● **SUPPLIED RECORDS**:
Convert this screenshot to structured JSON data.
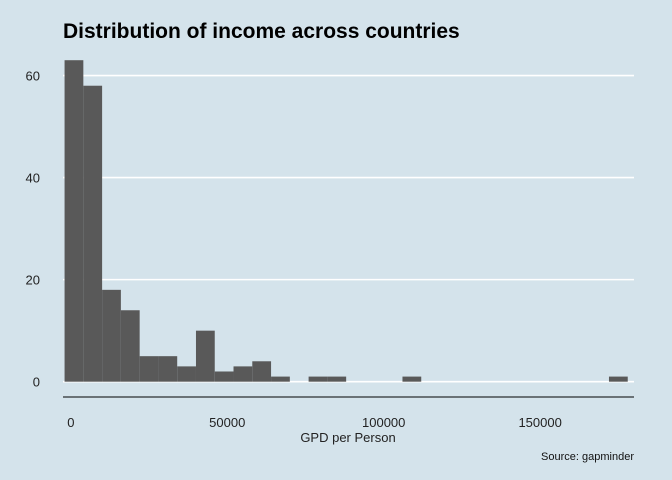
{
  "chart_data": {
    "type": "bar",
    "title": "Distribution of income across countries",
    "xlabel": "GPD per Person",
    "ylabel": "",
    "caption": "Source: gapminder",
    "xlim": [
      -2500,
      180000
    ],
    "ylim": [
      -3,
      65
    ],
    "x_ticks": [
      {
        "value": 0,
        "label": "0"
      },
      {
        "value": 50000,
        "label": "50000"
      },
      {
        "value": 100000,
        "label": "100000"
      },
      {
        "value": 150000,
        "label": "150000"
      }
    ],
    "y_ticks": [
      {
        "value": 0,
        "label": "0"
      },
      {
        "value": 20,
        "label": "20"
      },
      {
        "value": 40,
        "label": "40"
      },
      {
        "value": 60,
        "label": "60"
      }
    ],
    "bin_width": 6000,
    "bins": [
      {
        "start": -2000,
        "end": 4000,
        "count": 63
      },
      {
        "start": 4000,
        "end": 10000,
        "count": 58
      },
      {
        "start": 10000,
        "end": 16000,
        "count": 18
      },
      {
        "start": 16000,
        "end": 22000,
        "count": 14
      },
      {
        "start": 22000,
        "end": 28000,
        "count": 5
      },
      {
        "start": 28000,
        "end": 34000,
        "count": 5
      },
      {
        "start": 34000,
        "end": 40000,
        "count": 3
      },
      {
        "start": 40000,
        "end": 46000,
        "count": 10
      },
      {
        "start": 46000,
        "end": 52000,
        "count": 2
      },
      {
        "start": 52000,
        "end": 58000,
        "count": 3
      },
      {
        "start": 58000,
        "end": 64000,
        "count": 4
      },
      {
        "start": 64000,
        "end": 70000,
        "count": 1
      },
      {
        "start": 76000,
        "end": 82000,
        "count": 1
      },
      {
        "start": 82000,
        "end": 88000,
        "count": 1
      },
      {
        "start": 106000,
        "end": 112000,
        "count": 1
      },
      {
        "start": 172000,
        "end": 178000,
        "count": 1
      }
    ],
    "grid": "horizontal-major",
    "colors": {
      "background": "#d4e3eb",
      "bar": "#595959",
      "grid": "#ffffff",
      "axis": "#000000"
    }
  }
}
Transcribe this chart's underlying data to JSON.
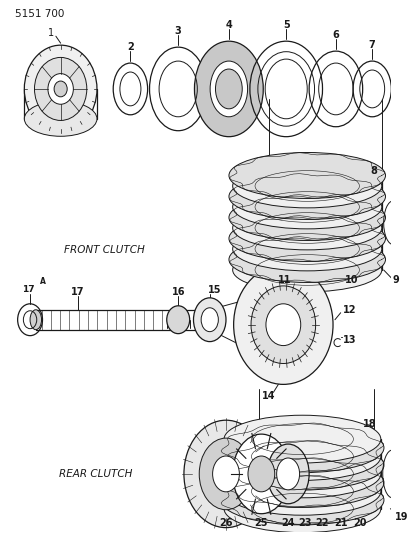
{
  "bg_color": "#ffffff",
  "line_color": "#1a1a1a",
  "title": "5151 700",
  "front_clutch_label": "FRONT CLUTCH",
  "rear_clutch_label": "REAR CLUTCH",
  "fig_w": 4.08,
  "fig_h": 5.33,
  "dpi": 100
}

● **INSTRUCTION**: Show every line from the entries above in which "title" appears.

● **RESULT FOR THIS TASK**:
    "title": "Distribution of income across countries",
  "title": "5151 700",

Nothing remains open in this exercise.